Text passage
******
He also denied that his new emphasis on negotiations means that he would accept less than a complete halt to Iran’s nuclear work: “To be clear, the objective of any strategy will be to get Iran to stop spinning centrifuges, stop enriching uranium, shut down its facilities. Full stop. Existing fissile material will have to be shipped out of the country.”

I asked Romney to name the biggest mistake he thinks Obama has made on Iran. “President Obama has sent the Ayatollahs mixed messages throughout the past four years,” he wrote. “That’s why he has lost credibility on the negotiating track. Round after round after round of talks and nothing to show for them. Iran continues to race to a nuclear weapons capability and continues to become more brazen in its support of terrorism around the world, including a terror plot in Washington, D.C.,” a reference to a thwarted plot, hatched in Tehran, to assassinate the Saudi Arabian ambassador to the U.S.

Romney went on: “What do I mean by mixed messages? In the first year of his administration, the President said he would sit down with Ahmadinejad without pre-conditions, and President Obama deliberately remained silent during the Green Revolution, signaling to the Ayatollahs that Iran’s dissident movement would not have America’s support. President Obama also pursued a policy of creating ‘daylight’ — his word — between the U.S. and Israel. And through the end of the third year of his administration, the president fought congressional efforts — bi-partisan congressional efforts — to pass crippling sanctions on Iran’s Central Bank. This all happened against the backdrop of the president’s top advisors and cabinet secretaries broadcasting the risks of the military option, therefore conveying to Iran’s leadership that the threat is simply not real. Add all of this together, one can understand why Iran’s leaders are not taking the United States very seriously these days.”
******
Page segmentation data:
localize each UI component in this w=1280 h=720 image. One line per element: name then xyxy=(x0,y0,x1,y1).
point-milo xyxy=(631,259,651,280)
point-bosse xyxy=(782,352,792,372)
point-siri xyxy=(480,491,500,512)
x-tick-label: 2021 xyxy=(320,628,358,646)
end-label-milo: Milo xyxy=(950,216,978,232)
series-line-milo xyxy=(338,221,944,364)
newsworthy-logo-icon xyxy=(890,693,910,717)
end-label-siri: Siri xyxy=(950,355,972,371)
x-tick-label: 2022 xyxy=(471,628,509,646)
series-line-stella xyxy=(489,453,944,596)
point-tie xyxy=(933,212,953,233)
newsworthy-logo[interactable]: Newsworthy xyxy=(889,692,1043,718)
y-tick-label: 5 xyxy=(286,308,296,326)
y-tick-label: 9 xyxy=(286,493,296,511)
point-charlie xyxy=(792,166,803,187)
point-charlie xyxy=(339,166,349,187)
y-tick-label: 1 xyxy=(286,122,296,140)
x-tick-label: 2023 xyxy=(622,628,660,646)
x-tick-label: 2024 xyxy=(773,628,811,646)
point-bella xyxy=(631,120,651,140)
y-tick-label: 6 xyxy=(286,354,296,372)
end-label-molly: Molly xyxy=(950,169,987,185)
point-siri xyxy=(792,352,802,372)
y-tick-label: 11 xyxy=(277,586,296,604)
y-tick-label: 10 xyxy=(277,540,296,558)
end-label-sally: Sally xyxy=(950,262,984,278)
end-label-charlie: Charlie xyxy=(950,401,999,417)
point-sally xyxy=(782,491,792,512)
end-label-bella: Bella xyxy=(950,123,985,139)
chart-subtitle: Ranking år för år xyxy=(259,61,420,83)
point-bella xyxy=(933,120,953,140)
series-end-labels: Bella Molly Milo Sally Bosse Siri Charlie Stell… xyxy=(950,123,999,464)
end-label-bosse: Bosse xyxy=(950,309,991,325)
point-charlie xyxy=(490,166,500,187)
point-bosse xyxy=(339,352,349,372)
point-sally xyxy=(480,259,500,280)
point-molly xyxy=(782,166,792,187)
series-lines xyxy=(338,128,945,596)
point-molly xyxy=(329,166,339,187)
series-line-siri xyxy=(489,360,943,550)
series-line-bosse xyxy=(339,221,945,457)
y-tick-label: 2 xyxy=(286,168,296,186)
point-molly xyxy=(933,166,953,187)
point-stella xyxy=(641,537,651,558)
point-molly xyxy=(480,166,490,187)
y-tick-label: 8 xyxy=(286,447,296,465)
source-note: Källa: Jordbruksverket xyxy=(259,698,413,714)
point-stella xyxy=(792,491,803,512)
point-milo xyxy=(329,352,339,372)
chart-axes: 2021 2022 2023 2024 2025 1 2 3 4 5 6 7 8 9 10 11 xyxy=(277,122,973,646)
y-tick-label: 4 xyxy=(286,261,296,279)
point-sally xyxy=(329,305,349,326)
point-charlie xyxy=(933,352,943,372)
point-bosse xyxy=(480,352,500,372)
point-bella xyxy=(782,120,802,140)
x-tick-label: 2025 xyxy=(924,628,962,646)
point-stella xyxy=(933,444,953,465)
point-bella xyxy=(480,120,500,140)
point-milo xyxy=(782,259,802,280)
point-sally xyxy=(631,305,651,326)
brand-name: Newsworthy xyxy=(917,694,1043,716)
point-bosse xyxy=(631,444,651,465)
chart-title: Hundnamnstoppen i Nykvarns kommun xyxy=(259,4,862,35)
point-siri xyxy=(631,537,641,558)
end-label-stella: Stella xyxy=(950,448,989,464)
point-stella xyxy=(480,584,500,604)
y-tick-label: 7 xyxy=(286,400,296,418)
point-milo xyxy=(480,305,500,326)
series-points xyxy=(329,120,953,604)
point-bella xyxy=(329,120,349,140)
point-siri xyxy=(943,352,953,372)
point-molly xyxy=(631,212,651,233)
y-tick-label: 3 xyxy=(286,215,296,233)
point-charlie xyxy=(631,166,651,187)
******
Problem details
Reproduce the passage on Romney and Iran word for word, starting with "I asked Romney" and going on through "to the U.S.".

Output
I asked Romney to name the biggest mistake he thinks Obama has made on Iran. “President Obama has sent the Ayatollahs mixed messages throughout the past four years,” he wrote. “That’s why he has lost credibility on the negotiating track. Round after round after round of talks and nothing to show for them. Iran continues to race to a nuclear weapons capability and continues to become more brazen in its support of terrorism around the world, including a terror plot in Washington, D.C.,” a reference to a thwarted plot, hatched in Tehran, to assassinate the Saudi Arabian ambassador to the U.S.